* **EXERCISE INPUT**:
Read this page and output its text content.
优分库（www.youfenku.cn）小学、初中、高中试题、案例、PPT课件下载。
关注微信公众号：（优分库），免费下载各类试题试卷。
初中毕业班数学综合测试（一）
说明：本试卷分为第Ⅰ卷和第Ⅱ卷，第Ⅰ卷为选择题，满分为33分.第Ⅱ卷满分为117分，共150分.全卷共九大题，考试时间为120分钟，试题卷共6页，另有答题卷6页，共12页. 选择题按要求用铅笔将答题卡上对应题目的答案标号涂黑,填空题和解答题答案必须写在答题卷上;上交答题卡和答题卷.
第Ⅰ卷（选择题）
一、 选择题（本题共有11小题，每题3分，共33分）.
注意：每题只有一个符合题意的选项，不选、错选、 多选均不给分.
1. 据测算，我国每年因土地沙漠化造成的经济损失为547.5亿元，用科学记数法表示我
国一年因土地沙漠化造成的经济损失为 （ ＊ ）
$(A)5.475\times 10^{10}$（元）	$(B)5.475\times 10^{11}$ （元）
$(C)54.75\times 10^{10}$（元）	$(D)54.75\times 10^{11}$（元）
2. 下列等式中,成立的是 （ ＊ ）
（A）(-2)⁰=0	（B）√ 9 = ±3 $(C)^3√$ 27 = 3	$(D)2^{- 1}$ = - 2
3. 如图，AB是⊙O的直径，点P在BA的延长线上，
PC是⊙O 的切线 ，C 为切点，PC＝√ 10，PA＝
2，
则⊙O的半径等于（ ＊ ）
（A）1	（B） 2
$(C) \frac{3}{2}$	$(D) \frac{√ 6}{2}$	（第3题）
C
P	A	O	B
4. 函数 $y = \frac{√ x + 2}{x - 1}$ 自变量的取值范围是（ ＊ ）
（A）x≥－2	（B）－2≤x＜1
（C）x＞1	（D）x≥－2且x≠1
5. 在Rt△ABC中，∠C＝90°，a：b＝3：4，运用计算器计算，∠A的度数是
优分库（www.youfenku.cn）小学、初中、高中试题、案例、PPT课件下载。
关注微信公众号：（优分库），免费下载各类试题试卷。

* **TO DO**:
Go through the records. Copy each line where "times" appears.

* **EXPECTED OUTPUT**:
$(A)5.475\times 10^{10}$（元）	$(B)5.475\times 10^{11}$ （元）
$(C)54.75\times 10^{10}$（元）	$(D)54.75\times 10^{11}$（元）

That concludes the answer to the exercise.